- Input for this task
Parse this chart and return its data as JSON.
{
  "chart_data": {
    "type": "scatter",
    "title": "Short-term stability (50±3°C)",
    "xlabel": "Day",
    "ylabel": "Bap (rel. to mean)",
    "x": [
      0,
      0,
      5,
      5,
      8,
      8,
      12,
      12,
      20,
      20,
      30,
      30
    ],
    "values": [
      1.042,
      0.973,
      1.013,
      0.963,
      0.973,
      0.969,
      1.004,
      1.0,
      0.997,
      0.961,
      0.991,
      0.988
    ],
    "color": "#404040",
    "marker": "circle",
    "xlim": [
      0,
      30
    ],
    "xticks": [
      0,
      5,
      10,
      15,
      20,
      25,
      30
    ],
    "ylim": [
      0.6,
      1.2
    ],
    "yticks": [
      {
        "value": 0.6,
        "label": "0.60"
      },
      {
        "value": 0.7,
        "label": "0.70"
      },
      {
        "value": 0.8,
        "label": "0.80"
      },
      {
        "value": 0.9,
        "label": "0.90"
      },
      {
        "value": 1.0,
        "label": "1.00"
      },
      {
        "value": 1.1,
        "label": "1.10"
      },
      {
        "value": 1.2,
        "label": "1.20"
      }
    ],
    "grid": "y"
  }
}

- What is needed
Print the material verbatim, all of it.

- Output of the task
Parse this chart and return its data as JSON.
{
  "chart_data": {
    "type": "scatter",
    "title": "Short-term stability (50±3°C)",
    "xlabel": "Day",
    "ylabel": "Bap (rel. to mean)",
    "x": [
      0,
      0,
      5,
      5,
      8,
      8,
      12,
      12,
      20,
      20,
      30,
      30
    ],
    "values": [
      1.042,
      0.973,
      1.013,
      0.963,
      0.973,
      0.969,
      1.004,
      1.0,
      0.997,
      0.961,
      0.991,
      0.988
    ],
    "color": "#404040",
    "marker": "circle",
    "xlim": [
      0,
      30
    ],
    "xticks": [
      0,
      5,
      10,
      15,
      20,
      25,
      30
    ],
    "ylim": [
      0.6,
      1.2
    ],
    "yticks": [
      {
        "value": 0.6,
        "label": "0.60"
      },
      {
        "value": 0.7,
        "label": "0.70"
      },
      {
        "value": 0.8,
        "label": "0.80"
      },
      {
        "value": 0.9,
        "label": "0.90"
      },
      {
        "value": 1.0,
        "label": "1.00"
      },
      {
        "value": 1.1,
        "label": "1.10"
      },
      {
        "value": 1.2,
        "label": "1.20"
      }
    ],
    "grid": "y"
  }
}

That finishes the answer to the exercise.